** Instructions for the task **
Return every row below without changing a character, and leave the pictures out.

········

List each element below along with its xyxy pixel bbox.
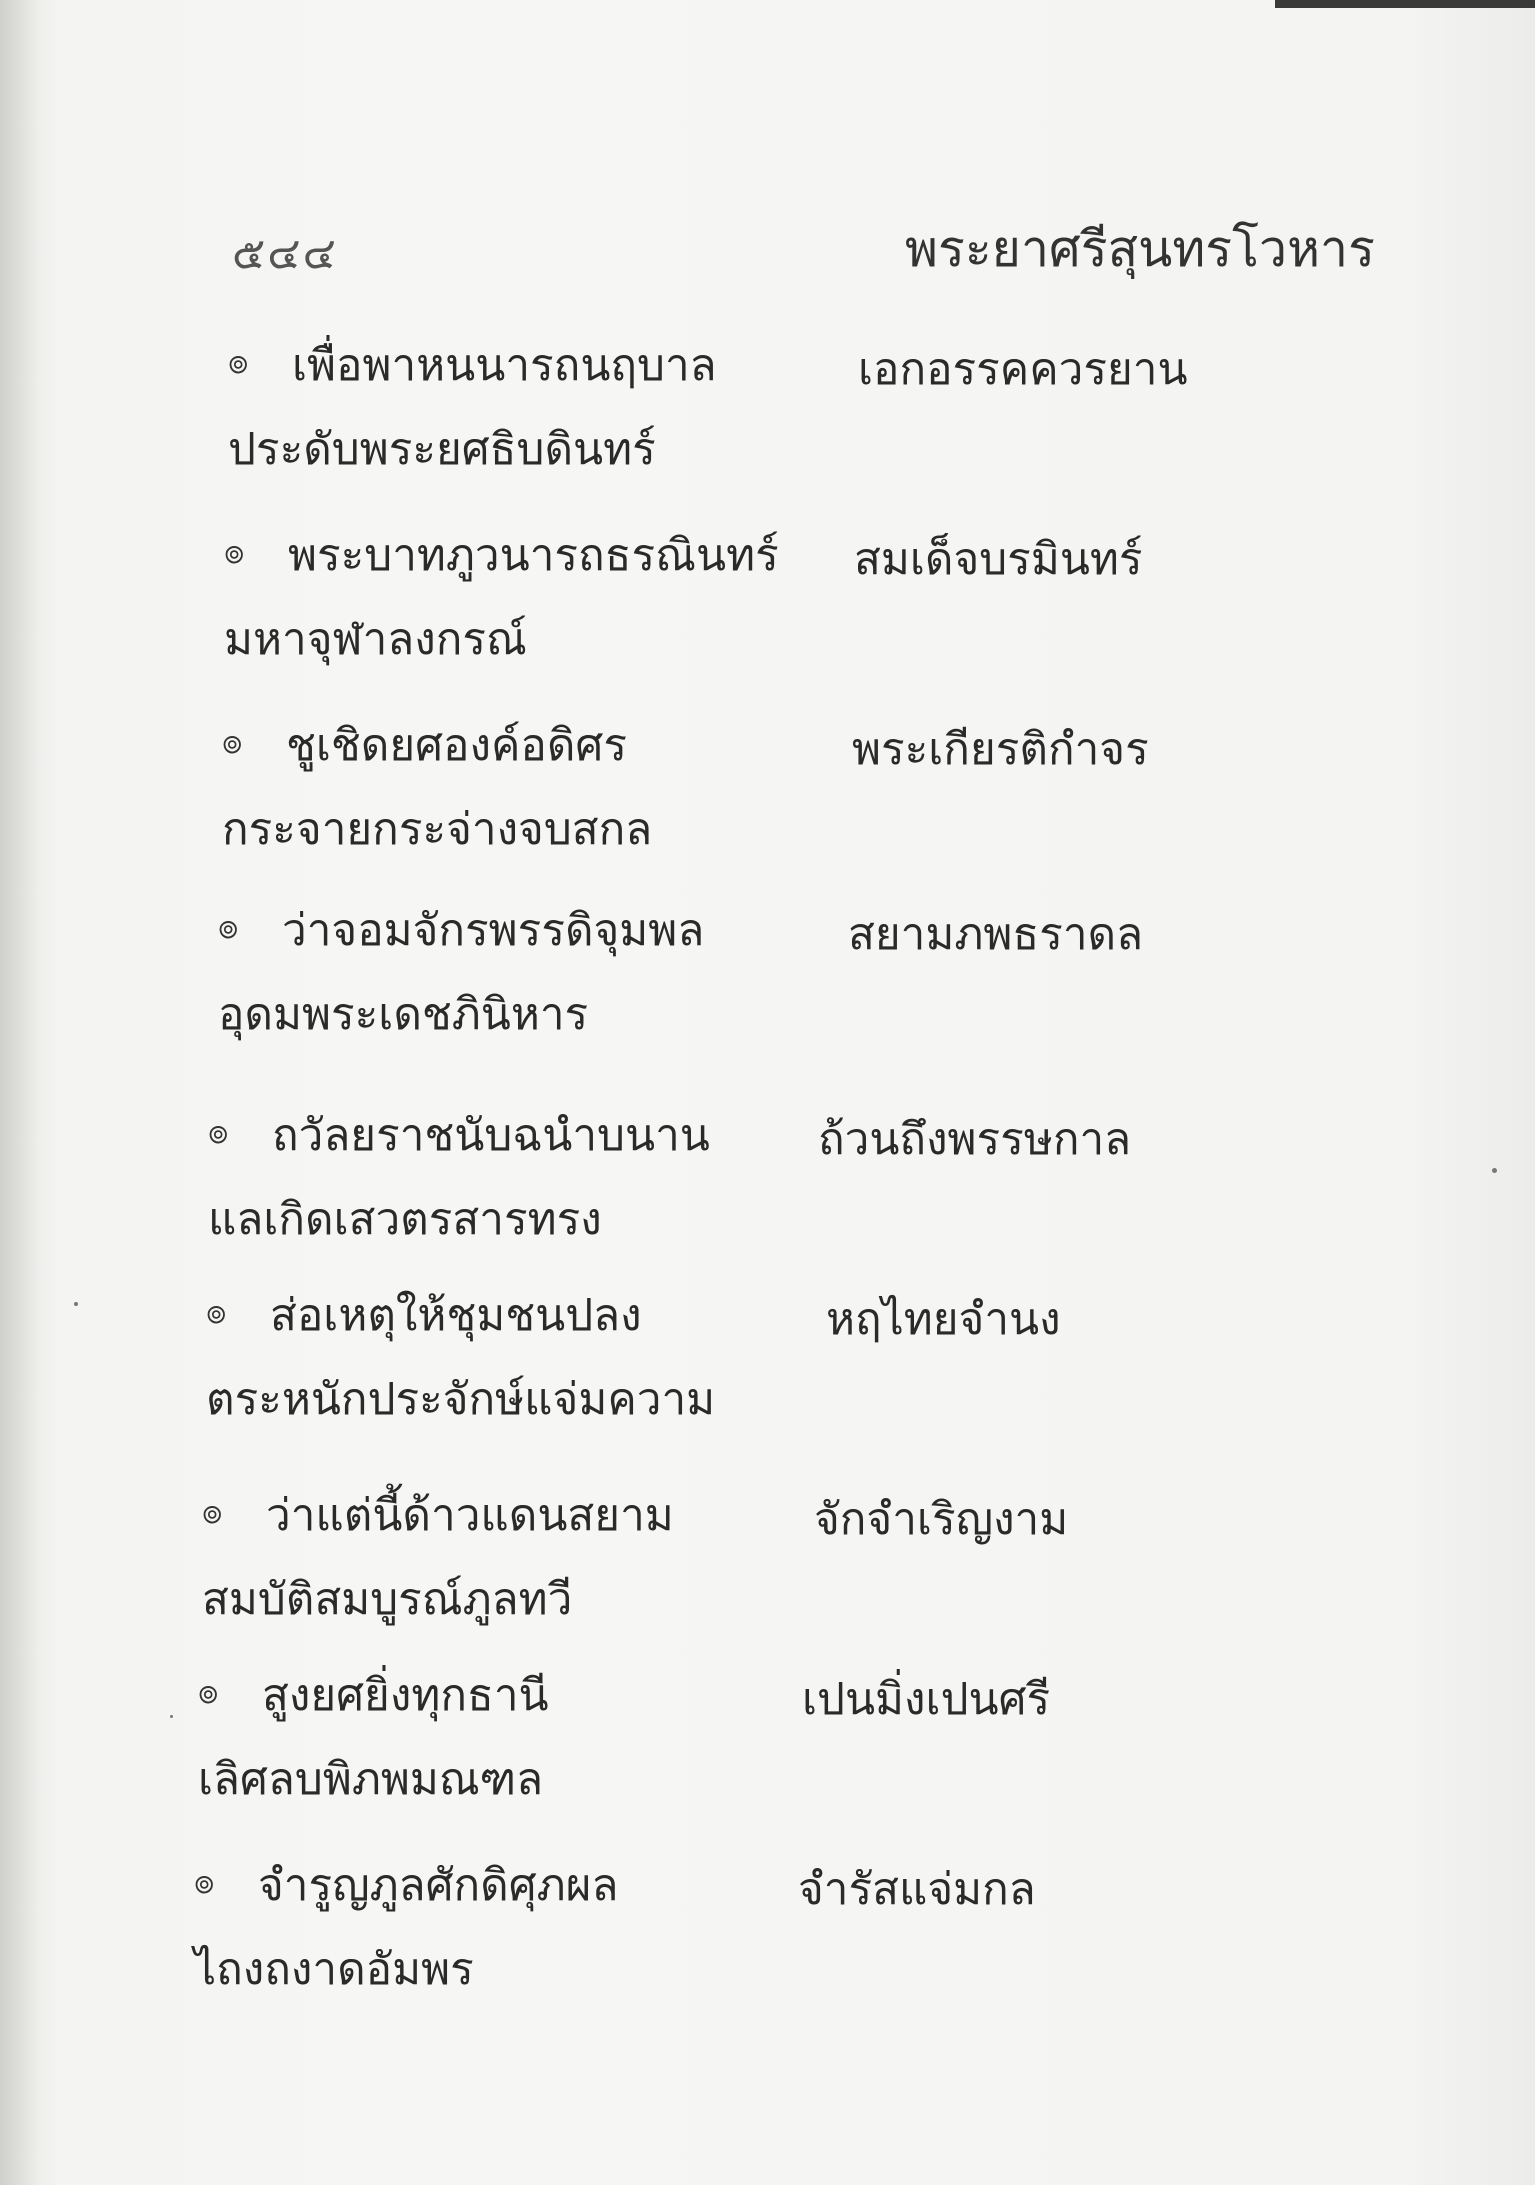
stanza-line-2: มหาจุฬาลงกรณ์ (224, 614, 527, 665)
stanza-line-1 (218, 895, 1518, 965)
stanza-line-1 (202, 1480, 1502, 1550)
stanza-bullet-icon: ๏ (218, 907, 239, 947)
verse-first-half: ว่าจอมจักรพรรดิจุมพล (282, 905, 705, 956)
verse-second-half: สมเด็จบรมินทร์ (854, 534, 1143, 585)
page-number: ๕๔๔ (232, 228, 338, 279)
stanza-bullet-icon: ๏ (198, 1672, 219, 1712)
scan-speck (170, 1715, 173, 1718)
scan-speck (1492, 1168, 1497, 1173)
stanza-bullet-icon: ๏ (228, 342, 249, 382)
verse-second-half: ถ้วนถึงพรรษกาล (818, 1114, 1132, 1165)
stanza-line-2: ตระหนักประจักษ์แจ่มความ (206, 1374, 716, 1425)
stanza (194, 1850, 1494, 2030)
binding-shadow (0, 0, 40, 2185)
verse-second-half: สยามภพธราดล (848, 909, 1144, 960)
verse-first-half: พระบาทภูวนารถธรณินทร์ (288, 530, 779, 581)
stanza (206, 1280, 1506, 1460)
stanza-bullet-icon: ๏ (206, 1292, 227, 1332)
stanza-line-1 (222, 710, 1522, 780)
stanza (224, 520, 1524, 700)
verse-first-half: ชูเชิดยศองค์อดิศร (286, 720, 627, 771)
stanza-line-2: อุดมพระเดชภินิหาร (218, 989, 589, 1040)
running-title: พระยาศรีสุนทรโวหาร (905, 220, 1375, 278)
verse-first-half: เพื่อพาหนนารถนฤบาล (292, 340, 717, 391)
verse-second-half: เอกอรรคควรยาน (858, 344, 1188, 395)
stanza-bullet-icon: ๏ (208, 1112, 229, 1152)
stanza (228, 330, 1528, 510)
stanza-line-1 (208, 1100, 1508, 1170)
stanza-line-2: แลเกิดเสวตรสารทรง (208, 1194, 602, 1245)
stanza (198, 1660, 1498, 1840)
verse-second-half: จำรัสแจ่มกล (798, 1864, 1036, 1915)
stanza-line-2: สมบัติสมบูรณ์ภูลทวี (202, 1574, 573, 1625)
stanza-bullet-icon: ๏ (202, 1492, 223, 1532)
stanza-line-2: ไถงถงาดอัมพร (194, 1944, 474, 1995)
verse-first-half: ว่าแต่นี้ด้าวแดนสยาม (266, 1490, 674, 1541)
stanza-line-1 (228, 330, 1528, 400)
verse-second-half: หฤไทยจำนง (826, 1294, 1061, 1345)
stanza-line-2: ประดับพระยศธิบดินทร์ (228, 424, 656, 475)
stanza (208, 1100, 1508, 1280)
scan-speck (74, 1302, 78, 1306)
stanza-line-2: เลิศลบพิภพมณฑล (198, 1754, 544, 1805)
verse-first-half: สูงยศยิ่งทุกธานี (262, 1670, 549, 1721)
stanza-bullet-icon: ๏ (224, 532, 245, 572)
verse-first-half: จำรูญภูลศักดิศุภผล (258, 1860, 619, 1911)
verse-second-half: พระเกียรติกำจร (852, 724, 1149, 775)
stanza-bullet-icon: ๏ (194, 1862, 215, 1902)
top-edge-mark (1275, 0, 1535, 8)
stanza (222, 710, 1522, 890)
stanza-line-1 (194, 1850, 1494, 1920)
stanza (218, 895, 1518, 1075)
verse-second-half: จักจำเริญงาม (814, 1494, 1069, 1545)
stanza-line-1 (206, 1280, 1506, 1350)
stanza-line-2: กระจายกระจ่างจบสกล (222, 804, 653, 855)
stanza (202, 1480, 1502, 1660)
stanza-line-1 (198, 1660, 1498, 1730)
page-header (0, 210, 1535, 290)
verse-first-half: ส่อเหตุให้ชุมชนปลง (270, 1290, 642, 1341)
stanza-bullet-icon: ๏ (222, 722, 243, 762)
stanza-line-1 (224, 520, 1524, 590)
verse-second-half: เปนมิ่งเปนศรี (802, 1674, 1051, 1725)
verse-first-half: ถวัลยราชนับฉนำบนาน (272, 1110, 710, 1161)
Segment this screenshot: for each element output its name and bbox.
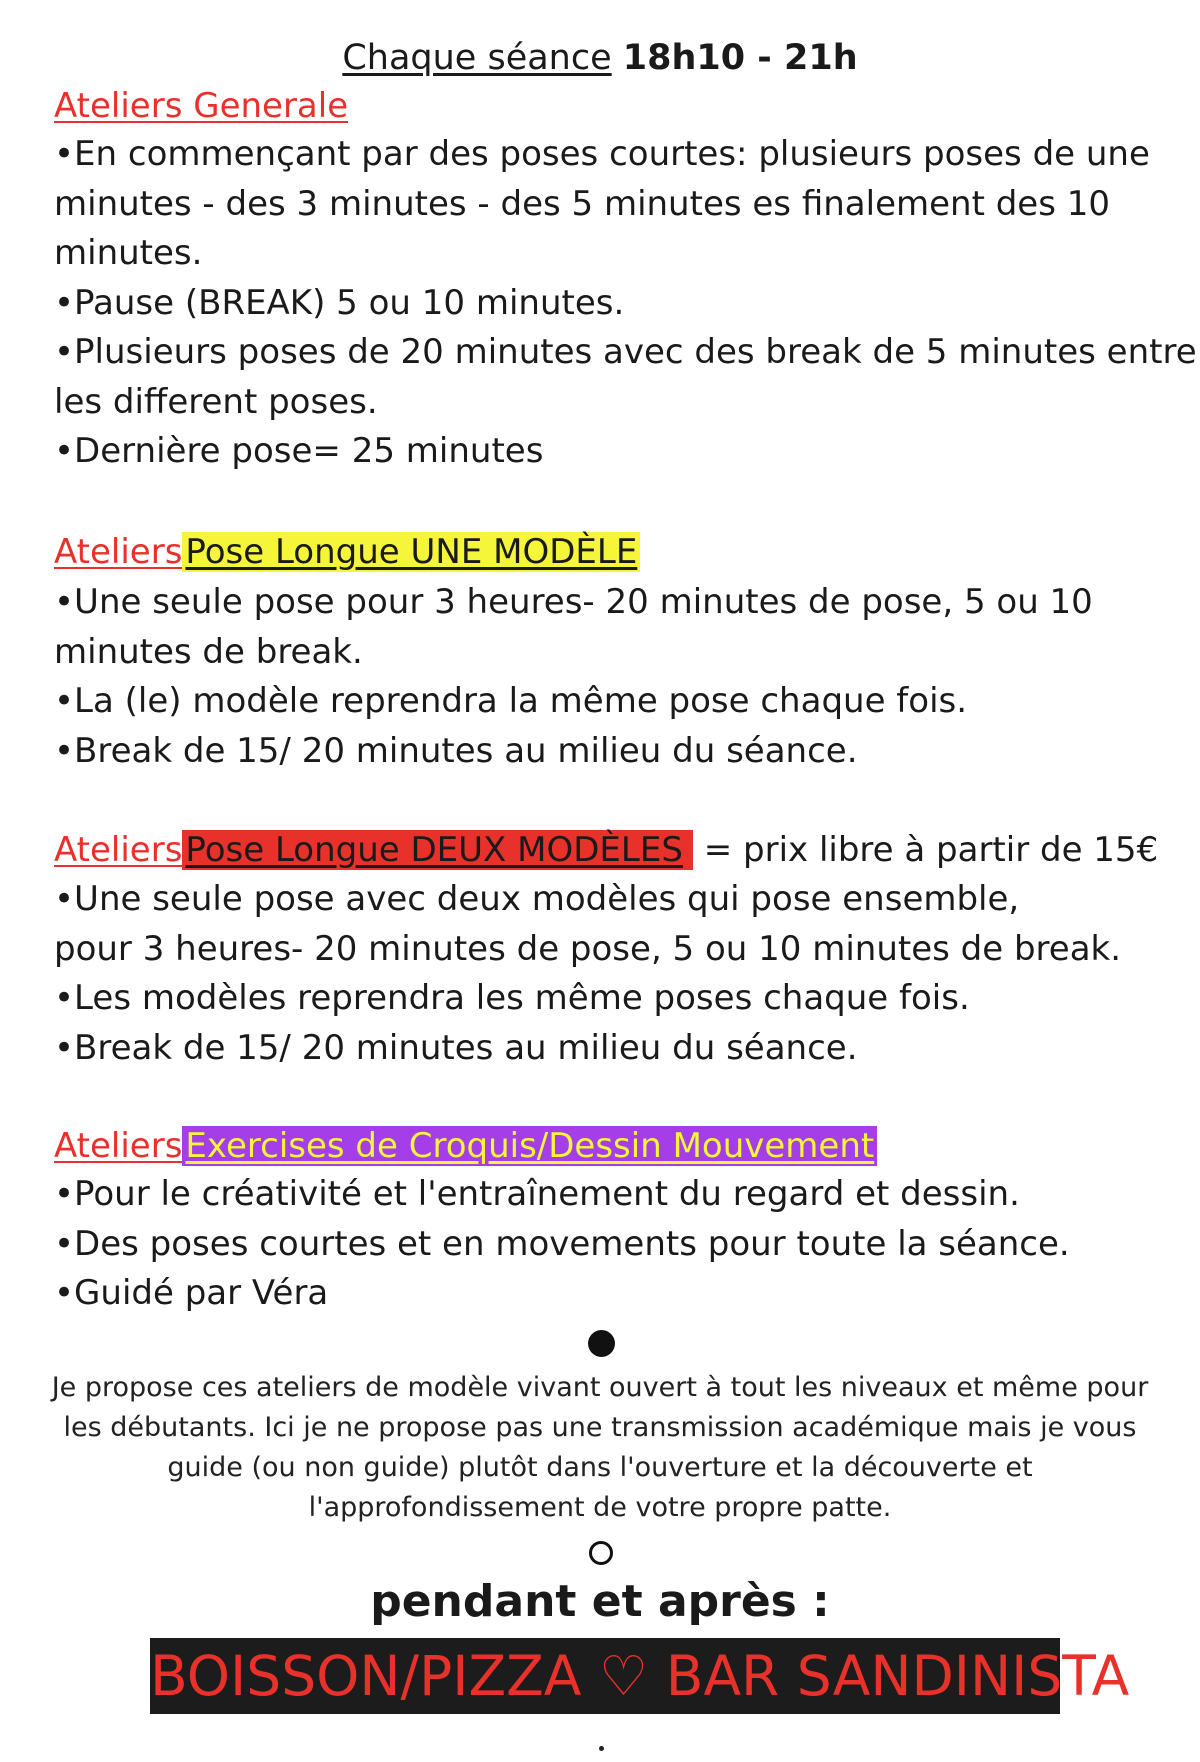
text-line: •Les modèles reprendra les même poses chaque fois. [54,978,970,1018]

········

** Written reply **
List each element below along with its xyxy pixel bbox.
stanza-line-2: มหาจุฬาลงกรณ์ (224, 614, 527, 665)
stanza-line-1 (218, 895, 1518, 965)
stanza-line-1 (202, 1480, 1502, 1550)
stanza-bullet-icon: ๏ (218, 907, 239, 947)
verse-first-half: ว่าจอมจักรพรรดิจุมพล (282, 905, 705, 956)
verse-second-half: สมเด็จบรมินทร์ (854, 534, 1143, 585)
page-number: ๕๔๔ (232, 228, 338, 279)
stanza-bullet-icon: ๏ (198, 1672, 219, 1712)
scan-speck (170, 1715, 173, 1718)
scan-speck (1492, 1168, 1497, 1173)
stanza-bullet-icon: ๏ (228, 342, 249, 382)
verse-second-half: ถ้วนถึงพรรษกาล (818, 1114, 1132, 1165)
stanza-line-2: ตระหนักประจักษ์แจ่มความ (206, 1374, 716, 1425)
stanza (194, 1850, 1494, 2030)
binding-shadow (0, 0, 40, 2185)
verse-second-half: สยามภพธราดล (848, 909, 1144, 960)
verse-first-half: พระบาทภูวนารถธรณินทร์ (288, 530, 779, 581)
stanza (206, 1280, 1506, 1460)
stanza-bullet-icon: ๏ (206, 1292, 227, 1332)
stanza-line-1 (222, 710, 1522, 780)
stanza (224, 520, 1524, 700)
verse-first-half: ชูเชิดยศองค์อดิศร (286, 720, 627, 771)
stanza-line-2: อุดมพระเดชภินิหาร (218, 989, 589, 1040)
running-title: พระยาศรีสุนทรโวหาร (905, 220, 1375, 278)
verse-first-half: เพื่อพาหนนารถนฤบาล (292, 340, 717, 391)
verse-second-half: เอกอรรคควรยาน (858, 344, 1188, 395)
stanza-bullet-icon: ๏ (208, 1112, 229, 1152)
stanza (228, 330, 1528, 510)
stanza-line-1 (208, 1100, 1508, 1170)
stanza-line-2: แลเกิดเสวตรสารทรง (208, 1194, 602, 1245)
stanza (198, 1660, 1498, 1840)
verse-second-half: จำรัสแจ่มกล (798, 1864, 1036, 1915)
stanza-line-2: สมบัติสมบูรณ์ภูลทวี (202, 1574, 573, 1625)
stanza-bullet-icon: ๏ (202, 1492, 223, 1532)
stanza-line-2: ไถงถงาดอัมพร (194, 1944, 474, 1995)
verse-first-half: ว่าแต่นี้ด้าวแดนสยาม (266, 1490, 674, 1541)
stanza-line-1 (228, 330, 1528, 400)
verse-second-half: หฤไทยจำนง (826, 1294, 1061, 1345)
stanza-line-2: ประดับพระยศธิบดินทร์ (228, 424, 656, 475)
stanza (208, 1100, 1508, 1280)
scan-speck (74, 1302, 78, 1306)
stanza-line-2: เลิศลบพิภพมณฑล (198, 1754, 544, 1805)
verse-first-half: สูงยศยิ่งทุกธานี (262, 1670, 549, 1721)
stanza-bullet-icon: ๏ (224, 532, 245, 572)
verse-first-half: จำรูญภูลศักดิศุภผล (258, 1860, 619, 1911)
verse-second-half: พระเกียรติกำจร (852, 724, 1149, 775)
stanza-bullet-icon: ๏ (194, 1862, 215, 1902)
top-edge-mark (1275, 0, 1535, 8)
stanza (222, 710, 1522, 890)
stanza-line-1 (194, 1850, 1494, 1920)
stanza (218, 895, 1518, 1075)
verse-second-half: จักจำเริญงาม (814, 1494, 1069, 1545)
stanza-line-1 (206, 1280, 1506, 1350)
stanza-line-2: กระจายกระจ่างจบสกล (222, 804, 653, 855)
stanza (202, 1480, 1502, 1660)
stanza-line-1 (198, 1660, 1498, 1730)
page-header (0, 210, 1535, 290)
verse-first-half: ส่อเหตุให้ชุมชนปลง (270, 1290, 642, 1341)
stanza-bullet-icon: ๏ (222, 722, 243, 762)
stanza-line-1 (224, 520, 1524, 590)
verse-second-half: เปนมิ่งเปนศรี (802, 1674, 1051, 1725)
verse-first-half: ถวัลยราชนับฉนำบนาน (272, 1110, 710, 1161)
Segment this screenshot: for each element output its name and bbox.
text-line: •Les modèles reprendra les même poses chaque fois. [54,978,970,1018]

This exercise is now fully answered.